### Description of the task
Can you extract every line of the data below, unchanged and in the same order, while leaving the pictures out of your answer?

### Element location data
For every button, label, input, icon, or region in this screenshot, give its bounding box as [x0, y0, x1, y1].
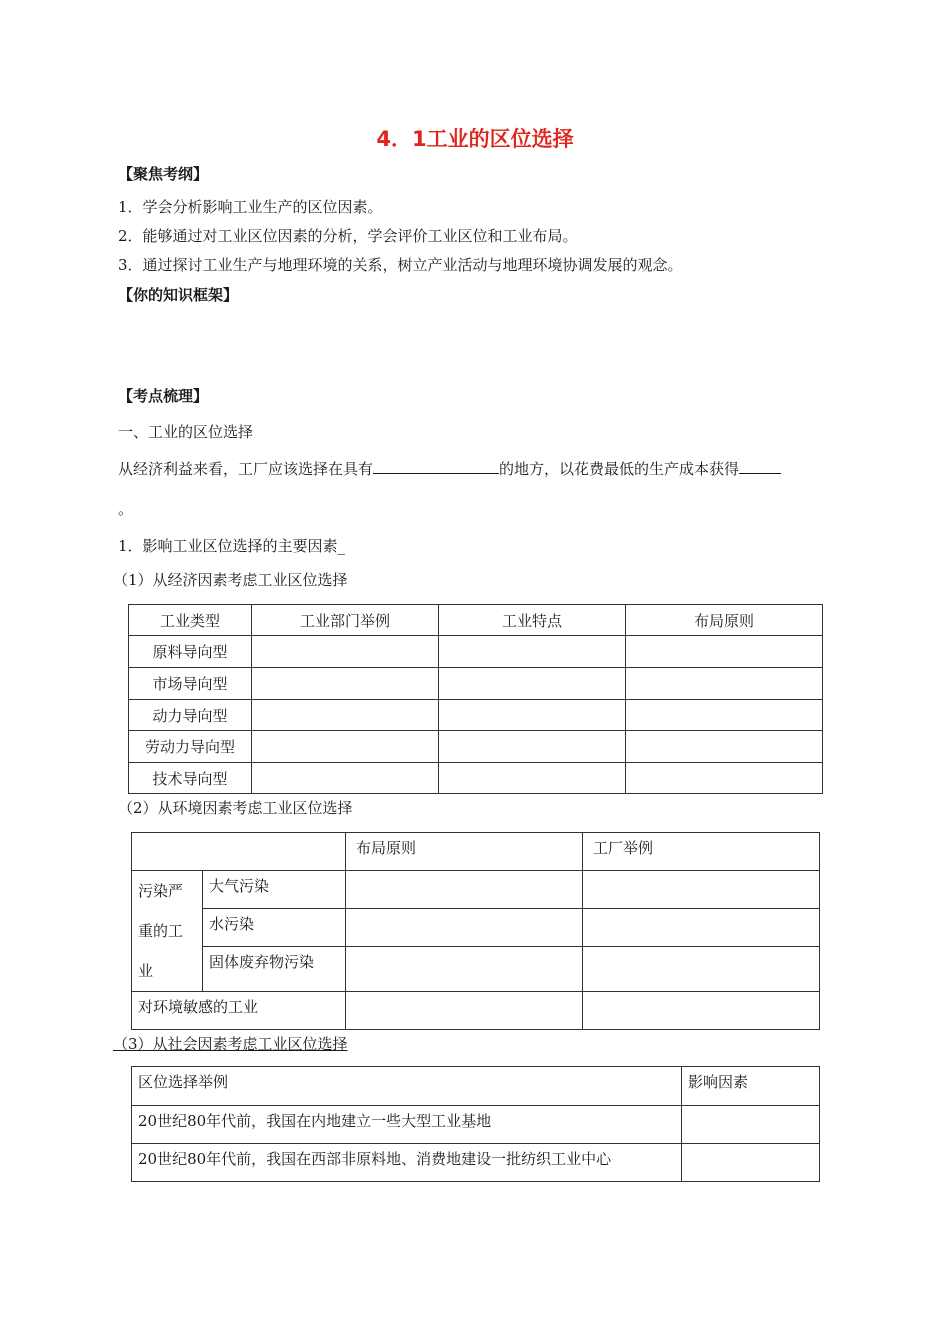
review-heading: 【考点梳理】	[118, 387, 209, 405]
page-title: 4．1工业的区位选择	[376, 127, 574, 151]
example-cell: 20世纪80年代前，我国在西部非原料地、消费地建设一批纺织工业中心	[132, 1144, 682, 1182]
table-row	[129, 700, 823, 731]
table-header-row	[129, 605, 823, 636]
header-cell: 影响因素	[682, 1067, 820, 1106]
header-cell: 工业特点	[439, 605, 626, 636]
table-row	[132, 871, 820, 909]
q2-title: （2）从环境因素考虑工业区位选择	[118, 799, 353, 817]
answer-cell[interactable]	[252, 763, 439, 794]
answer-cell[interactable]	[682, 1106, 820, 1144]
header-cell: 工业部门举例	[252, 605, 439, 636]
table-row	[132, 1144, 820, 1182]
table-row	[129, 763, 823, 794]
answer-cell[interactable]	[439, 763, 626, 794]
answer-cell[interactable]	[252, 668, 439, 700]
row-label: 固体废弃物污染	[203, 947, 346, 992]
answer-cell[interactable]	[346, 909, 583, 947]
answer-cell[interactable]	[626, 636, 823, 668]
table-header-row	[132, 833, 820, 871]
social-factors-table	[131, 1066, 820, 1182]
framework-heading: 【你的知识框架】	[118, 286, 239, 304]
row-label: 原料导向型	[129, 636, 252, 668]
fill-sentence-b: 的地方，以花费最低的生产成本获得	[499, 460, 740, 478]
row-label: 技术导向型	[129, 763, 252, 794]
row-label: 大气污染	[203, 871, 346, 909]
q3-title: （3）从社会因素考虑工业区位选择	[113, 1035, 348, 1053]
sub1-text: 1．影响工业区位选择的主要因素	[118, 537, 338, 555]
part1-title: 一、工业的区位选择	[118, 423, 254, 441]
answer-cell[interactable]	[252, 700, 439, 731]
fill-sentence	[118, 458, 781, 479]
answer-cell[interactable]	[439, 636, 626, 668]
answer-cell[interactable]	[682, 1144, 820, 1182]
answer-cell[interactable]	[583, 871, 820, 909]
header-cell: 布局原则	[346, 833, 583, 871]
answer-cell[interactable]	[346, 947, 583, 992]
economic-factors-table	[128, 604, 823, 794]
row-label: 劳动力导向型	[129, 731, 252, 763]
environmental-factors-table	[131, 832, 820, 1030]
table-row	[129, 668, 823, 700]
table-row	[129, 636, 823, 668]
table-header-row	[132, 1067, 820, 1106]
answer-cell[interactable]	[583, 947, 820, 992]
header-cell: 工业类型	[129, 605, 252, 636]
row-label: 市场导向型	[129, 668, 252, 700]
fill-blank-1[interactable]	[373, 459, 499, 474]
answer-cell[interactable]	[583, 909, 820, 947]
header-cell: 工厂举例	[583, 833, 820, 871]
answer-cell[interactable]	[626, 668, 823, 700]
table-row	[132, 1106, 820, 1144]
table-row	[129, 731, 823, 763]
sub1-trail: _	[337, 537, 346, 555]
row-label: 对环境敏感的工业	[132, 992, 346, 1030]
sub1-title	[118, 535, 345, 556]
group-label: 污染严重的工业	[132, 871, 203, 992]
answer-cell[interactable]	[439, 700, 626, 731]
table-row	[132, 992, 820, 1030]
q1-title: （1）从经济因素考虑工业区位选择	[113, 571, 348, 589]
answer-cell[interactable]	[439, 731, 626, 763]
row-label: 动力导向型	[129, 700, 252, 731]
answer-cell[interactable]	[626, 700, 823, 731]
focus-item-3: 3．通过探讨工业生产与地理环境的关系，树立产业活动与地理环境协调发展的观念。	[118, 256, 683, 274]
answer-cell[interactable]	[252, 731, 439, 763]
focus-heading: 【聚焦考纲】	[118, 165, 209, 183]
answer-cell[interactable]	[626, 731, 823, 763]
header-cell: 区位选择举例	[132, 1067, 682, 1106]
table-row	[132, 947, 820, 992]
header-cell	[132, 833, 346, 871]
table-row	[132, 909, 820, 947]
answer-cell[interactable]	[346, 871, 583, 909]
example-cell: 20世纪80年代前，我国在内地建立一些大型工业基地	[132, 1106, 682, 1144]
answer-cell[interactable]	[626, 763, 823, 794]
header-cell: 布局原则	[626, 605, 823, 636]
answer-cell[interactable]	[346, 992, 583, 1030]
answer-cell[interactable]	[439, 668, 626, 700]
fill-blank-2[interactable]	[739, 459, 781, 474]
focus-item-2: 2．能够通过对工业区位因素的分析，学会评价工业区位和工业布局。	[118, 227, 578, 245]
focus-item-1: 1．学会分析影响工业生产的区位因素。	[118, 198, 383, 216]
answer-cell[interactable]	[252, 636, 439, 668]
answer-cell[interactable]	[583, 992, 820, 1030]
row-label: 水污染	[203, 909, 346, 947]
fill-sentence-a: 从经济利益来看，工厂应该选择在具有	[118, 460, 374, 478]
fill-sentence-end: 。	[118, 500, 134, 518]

### Expected answer
For every button, label, input, icon, or region in this screenshot, give its bounding box as [x0, y0, x1, y1].
review-heading: 【考点梳理】	[118, 387, 209, 405]
page-title: 4．1工业的区位选择	[376, 127, 574, 151]
example-cell: 20世纪80年代前，我国在西部非原料地、消费地建设一批纺织工业中心	[132, 1144, 682, 1182]
table-row	[129, 700, 823, 731]
table-header-row	[129, 605, 823, 636]
header-cell: 影响因素	[682, 1067, 820, 1106]
header-cell: 工业特点	[439, 605, 626, 636]
table-row	[132, 871, 820, 909]
q2-title: （2）从环境因素考虑工业区位选择	[118, 799, 353, 817]
answer-cell[interactable]	[252, 763, 439, 794]
answer-cell[interactable]	[682, 1106, 820, 1144]
header-cell: 工业部门举例	[252, 605, 439, 636]
table-row	[132, 1144, 820, 1182]
table-row	[129, 763, 823, 794]
answer-cell[interactable]	[439, 763, 626, 794]
answer-cell[interactable]	[252, 668, 439, 700]
row-label: 固体废弃物污染	[203, 947, 346, 992]
answer-cell[interactable]	[346, 909, 583, 947]
answer-cell[interactable]	[626, 636, 823, 668]
table-header-row	[132, 833, 820, 871]
social-factors-table	[131, 1066, 820, 1182]
framework-heading: 【你的知识框架】	[118, 286, 239, 304]
row-label: 原料导向型	[129, 636, 252, 668]
fill-sentence-b: 的地方，以花费最低的生产成本获得	[499, 460, 740, 478]
row-label: 技术导向型	[129, 763, 252, 794]
row-label: 大气污染	[203, 871, 346, 909]
q3-title: （3）从社会因素考虑工业区位选择	[113, 1035, 348, 1053]
sub1-text: 1．影响工业区位选择的主要因素	[118, 537, 338, 555]
part1-title: 一、工业的区位选择	[118, 423, 254, 441]
answer-cell[interactable]	[252, 700, 439, 731]
fill-sentence	[118, 458, 781, 479]
answer-cell[interactable]	[439, 636, 626, 668]
answer-cell[interactable]	[682, 1144, 820, 1182]
answer-cell[interactable]	[583, 871, 820, 909]
header-cell: 布局原则	[346, 833, 583, 871]
answer-cell[interactable]	[346, 947, 583, 992]
economic-factors-table	[128, 604, 823, 794]
row-label: 劳动力导向型	[129, 731, 252, 763]
environmental-factors-table	[131, 832, 820, 1030]
table-row	[129, 668, 823, 700]
table-row	[129, 636, 823, 668]
table-header-row	[132, 1067, 820, 1106]
answer-cell[interactable]	[583, 947, 820, 992]
header-cell: 工业类型	[129, 605, 252, 636]
row-label: 市场导向型	[129, 668, 252, 700]
fill-blank-1[interactable]	[373, 459, 499, 474]
answer-cell[interactable]	[583, 909, 820, 947]
header-cell: 工厂举例	[583, 833, 820, 871]
answer-cell[interactable]	[626, 668, 823, 700]
table-row	[132, 1106, 820, 1144]
table-row	[129, 731, 823, 763]
sub1-trail: _	[337, 537, 346, 555]
row-label: 对环境敏感的工业	[132, 992, 346, 1030]
sub1-title	[118, 535, 345, 556]
group-label: 污染严重的工业	[132, 871, 203, 992]
answer-cell[interactable]	[439, 700, 626, 731]
table-row	[132, 992, 820, 1030]
q1-title: （1）从经济因素考虑工业区位选择	[113, 571, 348, 589]
answer-cell[interactable]	[439, 731, 626, 763]
row-label: 动力导向型	[129, 700, 252, 731]
answer-cell[interactable]	[626, 700, 823, 731]
focus-item-3: 3．通过探讨工业生产与地理环境的关系，树立产业活动与地理环境协调发展的观念。	[118, 256, 683, 274]
answer-cell[interactable]	[252, 731, 439, 763]
focus-heading: 【聚焦考纲】	[118, 165, 209, 183]
answer-cell[interactable]	[626, 731, 823, 763]
header-cell: 区位选择举例	[132, 1067, 682, 1106]
table-row	[132, 947, 820, 992]
header-cell	[132, 833, 346, 871]
table-row	[132, 909, 820, 947]
answer-cell[interactable]	[346, 871, 583, 909]
example-cell: 20世纪80年代前，我国在内地建立一些大型工业基地	[132, 1106, 682, 1144]
answer-cell[interactable]	[626, 763, 823, 794]
header-cell: 布局原则	[626, 605, 823, 636]
answer-cell[interactable]	[346, 992, 583, 1030]
answer-cell[interactable]	[439, 668, 626, 700]
fill-blank-2[interactable]	[739, 459, 781, 474]
focus-item-2: 2．能够通过对工业区位因素的分析，学会评价工业区位和工业布局。	[118, 227, 578, 245]
focus-item-1: 1．学会分析影响工业生产的区位因素。	[118, 198, 383, 216]
answer-cell[interactable]	[252, 636, 439, 668]
answer-cell[interactable]	[583, 992, 820, 1030]
row-label: 水污染	[203, 909, 346, 947]
fill-sentence-a: 从经济利益来看，工厂应该选择在具有	[118, 460, 374, 478]
fill-sentence-end: 。	[118, 500, 134, 518]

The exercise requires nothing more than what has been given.